WHAT YOU ARE ASKED TO DO:
Repeat the listing in full, exactly as it stands.

INPUT:
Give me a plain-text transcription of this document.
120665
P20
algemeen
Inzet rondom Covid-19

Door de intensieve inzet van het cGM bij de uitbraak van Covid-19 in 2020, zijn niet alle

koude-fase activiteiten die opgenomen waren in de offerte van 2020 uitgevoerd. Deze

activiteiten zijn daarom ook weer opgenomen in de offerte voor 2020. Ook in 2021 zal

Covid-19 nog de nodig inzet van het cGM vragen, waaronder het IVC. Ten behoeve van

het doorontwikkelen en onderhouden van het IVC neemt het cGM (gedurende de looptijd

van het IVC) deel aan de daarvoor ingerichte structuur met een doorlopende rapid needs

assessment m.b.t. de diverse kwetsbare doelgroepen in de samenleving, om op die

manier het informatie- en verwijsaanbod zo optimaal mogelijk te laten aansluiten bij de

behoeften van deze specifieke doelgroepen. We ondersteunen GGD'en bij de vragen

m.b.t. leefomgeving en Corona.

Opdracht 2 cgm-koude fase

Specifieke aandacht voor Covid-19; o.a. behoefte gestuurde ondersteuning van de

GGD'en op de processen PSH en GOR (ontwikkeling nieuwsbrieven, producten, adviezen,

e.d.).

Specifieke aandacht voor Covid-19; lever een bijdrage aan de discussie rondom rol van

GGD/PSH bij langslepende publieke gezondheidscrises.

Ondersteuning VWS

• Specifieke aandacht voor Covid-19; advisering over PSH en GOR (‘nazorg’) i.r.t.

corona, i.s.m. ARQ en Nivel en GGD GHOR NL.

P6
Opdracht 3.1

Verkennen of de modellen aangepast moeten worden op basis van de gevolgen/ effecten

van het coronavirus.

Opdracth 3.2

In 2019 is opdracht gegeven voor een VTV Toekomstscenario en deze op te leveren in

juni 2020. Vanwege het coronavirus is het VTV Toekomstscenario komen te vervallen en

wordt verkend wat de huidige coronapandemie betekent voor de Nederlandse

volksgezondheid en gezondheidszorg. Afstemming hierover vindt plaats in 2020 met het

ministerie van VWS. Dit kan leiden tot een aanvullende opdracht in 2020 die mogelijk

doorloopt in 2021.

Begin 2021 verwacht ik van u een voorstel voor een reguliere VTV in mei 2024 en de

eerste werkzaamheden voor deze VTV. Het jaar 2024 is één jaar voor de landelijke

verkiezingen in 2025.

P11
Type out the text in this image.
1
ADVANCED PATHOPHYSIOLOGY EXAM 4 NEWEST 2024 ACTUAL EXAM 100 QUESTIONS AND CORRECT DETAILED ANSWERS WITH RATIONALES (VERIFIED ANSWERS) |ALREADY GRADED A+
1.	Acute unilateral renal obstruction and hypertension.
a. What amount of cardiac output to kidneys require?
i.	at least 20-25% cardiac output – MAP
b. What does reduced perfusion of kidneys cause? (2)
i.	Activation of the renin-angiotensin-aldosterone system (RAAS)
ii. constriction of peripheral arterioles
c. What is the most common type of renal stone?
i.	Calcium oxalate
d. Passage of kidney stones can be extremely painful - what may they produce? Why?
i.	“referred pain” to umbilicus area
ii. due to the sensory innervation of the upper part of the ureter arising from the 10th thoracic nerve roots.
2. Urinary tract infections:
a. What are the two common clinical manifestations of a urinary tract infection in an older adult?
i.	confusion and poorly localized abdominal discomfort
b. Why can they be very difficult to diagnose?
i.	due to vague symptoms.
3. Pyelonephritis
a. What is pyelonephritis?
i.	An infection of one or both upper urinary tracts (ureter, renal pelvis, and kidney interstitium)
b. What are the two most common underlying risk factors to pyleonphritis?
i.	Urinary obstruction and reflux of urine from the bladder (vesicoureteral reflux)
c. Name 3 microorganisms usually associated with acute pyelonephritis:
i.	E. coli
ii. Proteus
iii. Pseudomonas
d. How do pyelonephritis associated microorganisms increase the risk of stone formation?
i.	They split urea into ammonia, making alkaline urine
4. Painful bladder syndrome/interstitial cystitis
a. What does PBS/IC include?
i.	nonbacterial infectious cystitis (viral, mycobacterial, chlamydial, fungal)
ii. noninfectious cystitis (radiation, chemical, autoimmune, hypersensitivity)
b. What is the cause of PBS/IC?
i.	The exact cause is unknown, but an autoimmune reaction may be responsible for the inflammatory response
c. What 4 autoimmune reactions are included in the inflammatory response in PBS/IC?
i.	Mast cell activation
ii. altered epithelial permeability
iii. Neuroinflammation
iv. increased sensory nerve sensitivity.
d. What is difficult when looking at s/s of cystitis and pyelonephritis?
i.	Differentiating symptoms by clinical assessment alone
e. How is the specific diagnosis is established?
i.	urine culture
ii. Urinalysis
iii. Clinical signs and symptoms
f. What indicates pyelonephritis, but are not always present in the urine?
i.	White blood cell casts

COMPLETED EXERCISE:
Give me a plain-text transcription of this document.
120665
P20
algemeen
Inzet rondom Covid-19

Door de intensieve inzet van het cGM bij de uitbraak van Covid-19 in 2020, zijn niet alle

koude-fase activiteiten die opgenomen waren in de offerte van 2020 uitgevoerd. Deze

activiteiten zijn daarom ook weer opgenomen in de offerte voor 2020. Ook in 2021 zal

Covid-19 nog de nodig inzet van het cGM vragen, waaronder het IVC. Ten behoeve van

het doorontwikkelen en onderhouden van het IVC neemt het cGM (gedurende de looptijd

van het IVC) deel aan de daarvoor ingerichte structuur met een doorlopende rapid needs

assessment m.b.t. de diverse kwetsbare doelgroepen in de samenleving, om op die

manier het informatie- en verwijsaanbod zo optimaal mogelijk te laten aansluiten bij de

behoeften van deze specifieke doelgroepen. We ondersteunen GGD'en bij de vragen

m.b.t. leefomgeving en Corona.

Opdracht 2 cgm-koude fase

Specifieke aandacht voor Covid-19; o.a. behoefte gestuurde ondersteuning van de

GGD'en op de processen PSH en GOR (ontwikkeling nieuwsbrieven, producten, adviezen,

e.d.).

Specifieke aandacht voor Covid-19; lever een bijdrage aan de discussie rondom rol van

GGD/PSH bij langslepende publieke gezondheidscrises.

Ondersteuning VWS

• Specifieke aandacht voor Covid-19; advisering over PSH en GOR (‘nazorg’) i.r.t.

corona, i.s.m. ARQ en Nivel en GGD GHOR NL.

P6
Opdracht 3.1

Verkennen of de modellen aangepast moeten worden op basis van de gevolgen/ effecten

van het coronavirus.

Opdracth 3.2

In 2019 is opdracht gegeven voor een VTV Toekomstscenario en deze op te leveren in

juni 2020. Vanwege het coronavirus is het VTV Toekomstscenario komen te vervallen en

wordt verkend wat de huidige coronapandemie betekent voor de Nederlandse

volksgezondheid en gezondheidszorg. Afstemming hierover vindt plaats in 2020 met het

ministerie van VWS. Dit kan leiden tot een aanvullende opdracht in 2020 die mogelijk

doorloopt in 2021.

Begin 2021 verwacht ik van u een voorstel voor een reguliere VTV in mei 2024 en de

eerste werkzaamheden voor deze VTV. Het jaar 2024 is één jaar voor de landelijke

verkiezingen in 2025.

P11
Type out the text in this image.
1
ADVANCED PATHOPHYSIOLOGY EXAM 4 NEWEST 2024 ACTUAL EXAM 100 QUESTIONS AND CORRECT DETAILED ANSWERS WITH RATIONALES (VERIFIED ANSWERS) |ALREADY GRADED A+
1.	Acute unilateral renal obstruction and hypertension.
a. What amount of cardiac output to kidneys require?
i.	at least 20-25% cardiac output – MAP
b. What does reduced perfusion of kidneys cause? (2)
i.	Activation of the renin-angiotensin-aldosterone system (RAAS)
ii. constriction of peripheral arterioles
c. What is the most common type of renal stone?
i.	Calcium oxalate
d. Passage of kidney stones can be extremely painful - what may they produce? Why?
i.	“referred pain” to umbilicus area
ii. due to the sensory innervation of the upper part of the ureter arising from the 10th thoracic nerve roots.
2. Urinary tract infections:
a. What are the two common clinical manifestations of a urinary tract infection in an older adult?
i.	confusion and poorly localized abdominal discomfort
b. Why can they be very difficult to diagnose?
i.	due to vague symptoms.
3. Pyelonephritis
a. What is pyelonephritis?
i.	An infection of one or both upper urinary tracts (ureter, renal pelvis, and kidney interstitium)
b. What are the two most common underlying risk factors to pyleonphritis?
i.	Urinary obstruction and reflux of urine from the bladder (vesicoureteral reflux)
c. Name 3 microorganisms usually associated with acute pyelonephritis:
i.	E. coli
ii. Proteus
iii. Pseudomonas
d. How do pyelonephritis associated microorganisms increase the risk of stone formation?
i.	They split urea into ammonia, making alkaline urine
4. Painful bladder syndrome/interstitial cystitis
a. What does PBS/IC include?
i.	nonbacterial infectious cystitis (viral, mycobacterial, chlamydial, fungal)
ii. noninfectious cystitis (radiation, chemical, autoimmune, hypersensitivity)
b. What is the cause of PBS/IC?
i.	The exact cause is unknown, but an autoimmune reaction may be responsible for the inflammatory response
c. What 4 autoimmune reactions are included in the inflammatory response in PBS/IC?
i.	Mast cell activation
ii. altered epithelial permeability
iii. Neuroinflammation
iv. increased sensory nerve sensitivity.
d. What is difficult when looking at s/s of cystitis and pyelonephritis?
i.	Differentiating symptoms by clinical assessment alone
e. How is the specific diagnosis is established?
i.	urine culture
ii. Urinalysis
iii. Clinical signs and symptoms
f. What indicates pyelonephritis, but are not always present in the urine?
i.	White blood cell casts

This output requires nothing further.